_GIVEN PROBLEM_
In the records that follow, locate every line with "arcmin" and extract it.

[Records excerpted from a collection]
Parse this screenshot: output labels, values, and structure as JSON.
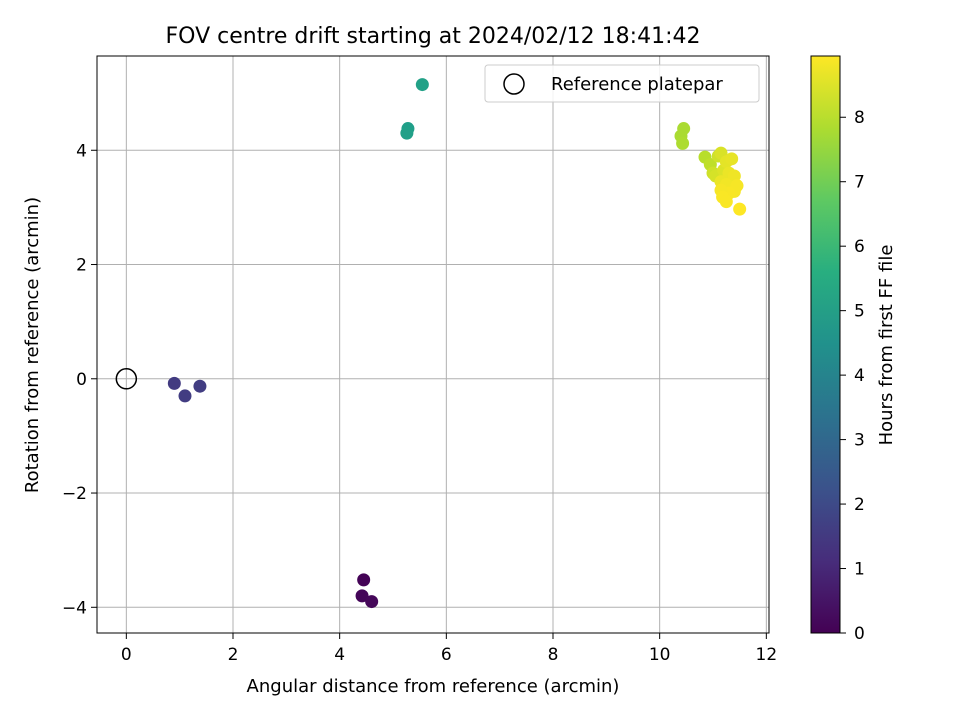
{
  "chart_data": {
    "type": "scatter",
    "title": "FOV centre drift starting at 2024/02/12 18:41:42",
    "xlabel": "Angular distance from reference (arcmin)",
    "ylabel": "Rotation from reference (arcmin)",
    "xlim": [
      -0.55,
      12.05
    ],
    "ylim": [
      -4.45,
      5.65
    ],
    "xticks": [
      0,
      2,
      4,
      6,
      8,
      10,
      12
    ],
    "yticks": [
      -4,
      -2,
      0,
      2,
      4
    ],
    "xtick_labels": [
      "0",
      "2",
      "4",
      "6",
      "8",
      "10",
      "12"
    ],
    "ytick_labels": [
      "−4",
      "−2",
      "0",
      "2",
      "4"
    ],
    "grid": true,
    "legend": {
      "position": "top-right",
      "label": "Reference platepar"
    },
    "reference_point": {
      "x": 0,
      "y": 0
    },
    "colorbar": {
      "label": "Hours from first FF file",
      "colormap": "viridis",
      "range": [
        0,
        8.95
      ],
      "ticks": [
        0,
        1,
        2,
        3,
        4,
        5,
        6,
        7,
        8
      ],
      "tick_labels": [
        "0",
        "1",
        "2",
        "3",
        "4",
        "5",
        "6",
        "7",
        "8"
      ]
    },
    "points": [
      {
        "x": 4.45,
        "y": -3.52,
        "c": 0.05
      },
      {
        "x": 4.42,
        "y": -3.8,
        "c": 0.1
      },
      {
        "x": 4.6,
        "y": -3.9,
        "c": 0.15
      },
      {
        "x": 0.9,
        "y": -0.08,
        "c": 1.55
      },
      {
        "x": 1.1,
        "y": -0.3,
        "c": 1.6
      },
      {
        "x": 1.38,
        "y": -0.13,
        "c": 1.6
      },
      {
        "x": 5.55,
        "y": 5.15,
        "c": 5.1
      },
      {
        "x": 5.28,
        "y": 4.38,
        "c": 5.0
      },
      {
        "x": 5.26,
        "y": 4.3,
        "c": 5.05
      },
      {
        "x": 10.45,
        "y": 4.38,
        "c": 7.8
      },
      {
        "x": 10.4,
        "y": 4.25,
        "c": 7.8
      },
      {
        "x": 10.43,
        "y": 4.12,
        "c": 7.85
      },
      {
        "x": 10.85,
        "y": 3.88,
        "c": 8.0
      },
      {
        "x": 10.95,
        "y": 3.75,
        "c": 8.1
      },
      {
        "x": 11.1,
        "y": 3.9,
        "c": 8.3
      },
      {
        "x": 11.15,
        "y": 3.95,
        "c": 8.45
      },
      {
        "x": 11.0,
        "y": 3.6,
        "c": 8.3
      },
      {
        "x": 11.05,
        "y": 3.55,
        "c": 8.4
      },
      {
        "x": 11.2,
        "y": 3.65,
        "c": 8.5
      },
      {
        "x": 11.25,
        "y": 3.8,
        "c": 8.6
      },
      {
        "x": 11.35,
        "y": 3.85,
        "c": 8.65
      },
      {
        "x": 11.3,
        "y": 3.6,
        "c": 8.7
      },
      {
        "x": 11.4,
        "y": 3.55,
        "c": 8.75
      },
      {
        "x": 11.15,
        "y": 3.45,
        "c": 8.7
      },
      {
        "x": 11.25,
        "y": 3.4,
        "c": 8.8
      },
      {
        "x": 11.35,
        "y": 3.35,
        "c": 8.8
      },
      {
        "x": 11.45,
        "y": 3.38,
        "c": 8.85
      },
      {
        "x": 11.4,
        "y": 3.28,
        "c": 8.85
      },
      {
        "x": 11.3,
        "y": 3.25,
        "c": 8.88
      },
      {
        "x": 11.15,
        "y": 3.3,
        "c": 8.85
      },
      {
        "x": 11.18,
        "y": 3.18,
        "c": 8.9
      },
      {
        "x": 11.25,
        "y": 3.1,
        "c": 8.9
      },
      {
        "x": 11.5,
        "y": 2.97,
        "c": 8.95
      }
    ]
  }
}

_REPLY_
    "xlabel": "Angular distance from reference (arcmin)",
    "ylabel": "Rotation from reference (arcmin)",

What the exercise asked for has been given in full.